-- START Given data --
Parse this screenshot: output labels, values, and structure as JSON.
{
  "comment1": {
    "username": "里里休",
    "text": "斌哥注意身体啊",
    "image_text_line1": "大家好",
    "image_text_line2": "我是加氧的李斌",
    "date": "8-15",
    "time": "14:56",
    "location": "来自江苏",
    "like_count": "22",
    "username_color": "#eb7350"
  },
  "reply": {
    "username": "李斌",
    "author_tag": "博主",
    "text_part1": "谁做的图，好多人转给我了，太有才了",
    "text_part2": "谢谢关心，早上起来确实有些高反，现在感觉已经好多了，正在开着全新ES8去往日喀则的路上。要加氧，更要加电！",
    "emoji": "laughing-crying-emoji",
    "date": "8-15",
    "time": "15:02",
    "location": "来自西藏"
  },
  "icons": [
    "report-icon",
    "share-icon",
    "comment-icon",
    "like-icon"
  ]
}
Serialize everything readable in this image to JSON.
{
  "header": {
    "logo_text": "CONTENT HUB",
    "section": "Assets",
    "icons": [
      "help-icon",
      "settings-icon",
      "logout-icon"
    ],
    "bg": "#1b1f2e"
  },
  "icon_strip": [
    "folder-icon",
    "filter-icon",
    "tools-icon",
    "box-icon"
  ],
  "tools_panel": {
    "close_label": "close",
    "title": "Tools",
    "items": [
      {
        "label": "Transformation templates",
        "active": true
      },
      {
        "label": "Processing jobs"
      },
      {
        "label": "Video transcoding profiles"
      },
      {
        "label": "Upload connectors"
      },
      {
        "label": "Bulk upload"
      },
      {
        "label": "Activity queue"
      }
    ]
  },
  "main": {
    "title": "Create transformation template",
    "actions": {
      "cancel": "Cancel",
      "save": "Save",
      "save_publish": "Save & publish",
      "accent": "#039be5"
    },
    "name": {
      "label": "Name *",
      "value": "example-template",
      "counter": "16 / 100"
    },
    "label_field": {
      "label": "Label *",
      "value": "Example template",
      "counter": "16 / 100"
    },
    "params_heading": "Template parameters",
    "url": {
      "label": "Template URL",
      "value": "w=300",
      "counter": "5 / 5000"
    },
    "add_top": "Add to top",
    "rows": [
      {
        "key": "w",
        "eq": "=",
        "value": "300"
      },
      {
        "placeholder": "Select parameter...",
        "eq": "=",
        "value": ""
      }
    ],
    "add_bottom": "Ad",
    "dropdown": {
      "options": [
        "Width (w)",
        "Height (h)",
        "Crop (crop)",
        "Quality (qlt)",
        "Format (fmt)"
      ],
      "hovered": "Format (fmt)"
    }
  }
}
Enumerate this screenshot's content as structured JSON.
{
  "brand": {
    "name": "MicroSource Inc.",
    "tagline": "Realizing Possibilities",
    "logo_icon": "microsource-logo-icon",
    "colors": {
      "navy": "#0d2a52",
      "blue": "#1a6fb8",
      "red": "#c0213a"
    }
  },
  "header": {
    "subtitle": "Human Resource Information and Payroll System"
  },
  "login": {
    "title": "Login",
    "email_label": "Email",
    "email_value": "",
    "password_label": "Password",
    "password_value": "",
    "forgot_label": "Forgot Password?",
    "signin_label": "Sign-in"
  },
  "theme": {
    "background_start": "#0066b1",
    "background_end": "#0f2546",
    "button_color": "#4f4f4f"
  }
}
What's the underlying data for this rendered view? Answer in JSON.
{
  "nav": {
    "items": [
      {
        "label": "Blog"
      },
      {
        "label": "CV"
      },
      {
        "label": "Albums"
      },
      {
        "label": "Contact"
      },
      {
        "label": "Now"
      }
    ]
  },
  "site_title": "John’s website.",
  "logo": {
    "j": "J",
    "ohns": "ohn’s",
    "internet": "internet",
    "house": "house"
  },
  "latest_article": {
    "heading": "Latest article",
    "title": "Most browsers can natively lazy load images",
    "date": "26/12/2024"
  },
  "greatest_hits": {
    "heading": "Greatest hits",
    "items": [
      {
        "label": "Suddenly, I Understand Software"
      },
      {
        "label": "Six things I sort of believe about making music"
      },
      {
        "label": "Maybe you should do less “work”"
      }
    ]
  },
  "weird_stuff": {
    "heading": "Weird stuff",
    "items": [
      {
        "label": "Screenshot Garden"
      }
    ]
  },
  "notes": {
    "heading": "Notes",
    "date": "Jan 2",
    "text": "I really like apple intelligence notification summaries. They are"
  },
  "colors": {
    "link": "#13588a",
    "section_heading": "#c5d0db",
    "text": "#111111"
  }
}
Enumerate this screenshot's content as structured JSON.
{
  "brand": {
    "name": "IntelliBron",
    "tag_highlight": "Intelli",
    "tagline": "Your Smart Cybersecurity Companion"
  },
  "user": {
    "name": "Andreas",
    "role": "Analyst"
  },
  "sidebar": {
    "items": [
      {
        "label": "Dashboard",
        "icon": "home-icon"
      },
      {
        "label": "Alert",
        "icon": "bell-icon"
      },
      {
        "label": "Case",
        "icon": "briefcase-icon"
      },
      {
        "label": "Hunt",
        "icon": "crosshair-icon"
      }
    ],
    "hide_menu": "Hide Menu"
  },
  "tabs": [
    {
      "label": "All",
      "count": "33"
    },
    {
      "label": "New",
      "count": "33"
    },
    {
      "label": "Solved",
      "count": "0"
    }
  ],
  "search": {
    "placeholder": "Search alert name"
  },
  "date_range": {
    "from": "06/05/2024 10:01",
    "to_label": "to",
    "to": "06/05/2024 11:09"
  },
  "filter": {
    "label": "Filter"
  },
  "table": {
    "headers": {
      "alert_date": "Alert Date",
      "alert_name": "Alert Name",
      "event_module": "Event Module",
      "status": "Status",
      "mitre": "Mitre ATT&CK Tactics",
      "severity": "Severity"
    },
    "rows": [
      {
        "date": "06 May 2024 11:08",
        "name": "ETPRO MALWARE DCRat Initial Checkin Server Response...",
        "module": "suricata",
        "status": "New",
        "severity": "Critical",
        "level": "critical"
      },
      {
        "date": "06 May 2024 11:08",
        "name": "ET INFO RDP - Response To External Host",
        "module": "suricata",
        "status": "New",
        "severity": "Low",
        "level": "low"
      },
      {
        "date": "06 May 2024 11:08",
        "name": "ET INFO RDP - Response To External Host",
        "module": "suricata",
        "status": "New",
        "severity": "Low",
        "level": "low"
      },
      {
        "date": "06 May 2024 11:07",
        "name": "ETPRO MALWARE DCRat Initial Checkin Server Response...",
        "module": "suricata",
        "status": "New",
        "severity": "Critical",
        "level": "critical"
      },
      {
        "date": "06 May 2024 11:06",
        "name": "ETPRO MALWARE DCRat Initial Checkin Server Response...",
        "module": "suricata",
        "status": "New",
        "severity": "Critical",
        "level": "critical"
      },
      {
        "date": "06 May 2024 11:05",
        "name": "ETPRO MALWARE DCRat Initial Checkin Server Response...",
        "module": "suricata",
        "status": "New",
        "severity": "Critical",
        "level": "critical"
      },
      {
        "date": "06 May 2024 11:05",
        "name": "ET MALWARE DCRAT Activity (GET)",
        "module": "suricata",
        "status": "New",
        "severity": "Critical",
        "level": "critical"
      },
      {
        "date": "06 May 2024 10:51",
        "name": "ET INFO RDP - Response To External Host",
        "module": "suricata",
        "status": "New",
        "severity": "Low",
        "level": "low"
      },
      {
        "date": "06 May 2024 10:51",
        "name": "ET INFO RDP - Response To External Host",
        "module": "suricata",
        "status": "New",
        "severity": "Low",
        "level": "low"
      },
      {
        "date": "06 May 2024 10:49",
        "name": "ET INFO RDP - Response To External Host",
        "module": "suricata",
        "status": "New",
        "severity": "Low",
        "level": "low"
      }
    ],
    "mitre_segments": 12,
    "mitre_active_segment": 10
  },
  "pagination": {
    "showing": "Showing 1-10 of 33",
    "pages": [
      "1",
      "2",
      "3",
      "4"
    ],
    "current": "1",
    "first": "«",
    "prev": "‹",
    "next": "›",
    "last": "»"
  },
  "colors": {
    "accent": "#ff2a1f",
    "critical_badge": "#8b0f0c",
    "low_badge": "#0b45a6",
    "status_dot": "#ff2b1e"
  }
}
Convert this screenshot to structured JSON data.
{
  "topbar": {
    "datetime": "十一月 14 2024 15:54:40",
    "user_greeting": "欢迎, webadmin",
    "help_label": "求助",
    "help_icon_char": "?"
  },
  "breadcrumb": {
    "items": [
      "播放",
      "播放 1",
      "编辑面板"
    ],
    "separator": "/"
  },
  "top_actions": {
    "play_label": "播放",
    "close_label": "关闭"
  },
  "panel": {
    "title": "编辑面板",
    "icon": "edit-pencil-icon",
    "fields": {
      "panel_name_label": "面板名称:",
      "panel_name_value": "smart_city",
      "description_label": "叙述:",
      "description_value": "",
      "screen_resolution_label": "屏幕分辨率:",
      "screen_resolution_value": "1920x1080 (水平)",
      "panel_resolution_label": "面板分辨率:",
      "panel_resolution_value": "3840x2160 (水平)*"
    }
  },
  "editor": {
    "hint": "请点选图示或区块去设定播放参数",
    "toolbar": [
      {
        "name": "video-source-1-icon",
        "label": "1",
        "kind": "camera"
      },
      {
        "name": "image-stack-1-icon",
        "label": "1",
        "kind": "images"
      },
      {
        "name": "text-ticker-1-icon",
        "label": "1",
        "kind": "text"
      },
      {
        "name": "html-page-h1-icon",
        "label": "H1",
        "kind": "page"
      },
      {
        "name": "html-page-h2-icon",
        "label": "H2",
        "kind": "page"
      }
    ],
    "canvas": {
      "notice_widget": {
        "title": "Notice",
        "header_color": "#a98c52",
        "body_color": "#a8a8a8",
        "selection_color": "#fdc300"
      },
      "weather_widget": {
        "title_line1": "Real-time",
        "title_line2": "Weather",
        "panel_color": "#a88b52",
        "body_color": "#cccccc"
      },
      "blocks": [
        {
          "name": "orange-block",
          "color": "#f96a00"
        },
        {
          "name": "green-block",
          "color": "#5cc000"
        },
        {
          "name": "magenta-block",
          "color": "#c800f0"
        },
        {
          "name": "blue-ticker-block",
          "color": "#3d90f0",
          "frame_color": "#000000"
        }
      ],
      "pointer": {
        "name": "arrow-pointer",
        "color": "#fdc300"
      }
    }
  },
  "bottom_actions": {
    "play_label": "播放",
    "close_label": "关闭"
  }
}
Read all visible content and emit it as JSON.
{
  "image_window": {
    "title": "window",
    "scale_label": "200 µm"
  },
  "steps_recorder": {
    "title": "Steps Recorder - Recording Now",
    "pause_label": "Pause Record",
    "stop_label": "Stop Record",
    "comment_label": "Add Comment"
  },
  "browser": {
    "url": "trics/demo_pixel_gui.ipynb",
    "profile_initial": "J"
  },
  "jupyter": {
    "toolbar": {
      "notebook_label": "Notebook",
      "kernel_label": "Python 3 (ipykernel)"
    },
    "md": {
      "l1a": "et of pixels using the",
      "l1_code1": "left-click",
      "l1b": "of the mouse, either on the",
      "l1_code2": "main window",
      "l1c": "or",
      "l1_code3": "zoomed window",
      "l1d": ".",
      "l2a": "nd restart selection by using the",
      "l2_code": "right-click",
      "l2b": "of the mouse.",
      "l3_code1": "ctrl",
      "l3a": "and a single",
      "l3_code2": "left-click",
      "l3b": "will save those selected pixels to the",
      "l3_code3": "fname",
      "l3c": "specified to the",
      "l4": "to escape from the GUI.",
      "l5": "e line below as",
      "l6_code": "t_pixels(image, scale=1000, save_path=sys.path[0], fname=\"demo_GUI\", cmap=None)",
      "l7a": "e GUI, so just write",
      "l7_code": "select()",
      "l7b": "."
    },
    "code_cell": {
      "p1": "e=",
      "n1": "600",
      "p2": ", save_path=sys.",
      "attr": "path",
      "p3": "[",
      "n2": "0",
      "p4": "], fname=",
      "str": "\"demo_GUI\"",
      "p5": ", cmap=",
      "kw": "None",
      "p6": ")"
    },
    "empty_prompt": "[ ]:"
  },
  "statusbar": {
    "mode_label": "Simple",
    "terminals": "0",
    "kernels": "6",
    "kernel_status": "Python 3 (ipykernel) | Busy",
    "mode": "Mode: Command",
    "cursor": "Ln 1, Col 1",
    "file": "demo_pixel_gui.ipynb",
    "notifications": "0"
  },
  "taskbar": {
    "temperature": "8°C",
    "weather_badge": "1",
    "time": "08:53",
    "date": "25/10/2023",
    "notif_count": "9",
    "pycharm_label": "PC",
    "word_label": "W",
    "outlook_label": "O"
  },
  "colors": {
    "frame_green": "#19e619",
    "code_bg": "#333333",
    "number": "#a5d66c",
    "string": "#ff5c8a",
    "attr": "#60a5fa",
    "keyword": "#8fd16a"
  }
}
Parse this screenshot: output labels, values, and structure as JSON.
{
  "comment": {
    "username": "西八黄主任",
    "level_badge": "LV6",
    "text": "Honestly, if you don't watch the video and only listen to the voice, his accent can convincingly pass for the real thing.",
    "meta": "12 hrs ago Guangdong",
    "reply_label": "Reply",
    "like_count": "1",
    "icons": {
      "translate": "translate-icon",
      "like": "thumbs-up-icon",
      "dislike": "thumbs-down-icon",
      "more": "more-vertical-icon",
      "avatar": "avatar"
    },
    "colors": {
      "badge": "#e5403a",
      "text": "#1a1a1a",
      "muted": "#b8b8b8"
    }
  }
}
-- END Given data --
> [The task]: Search the data above for lines holding "ticker" and copy each of them.

> [Completed exercise]:
        "name": "text-ticker-1-icon",
          "name": "blue-ticker-block",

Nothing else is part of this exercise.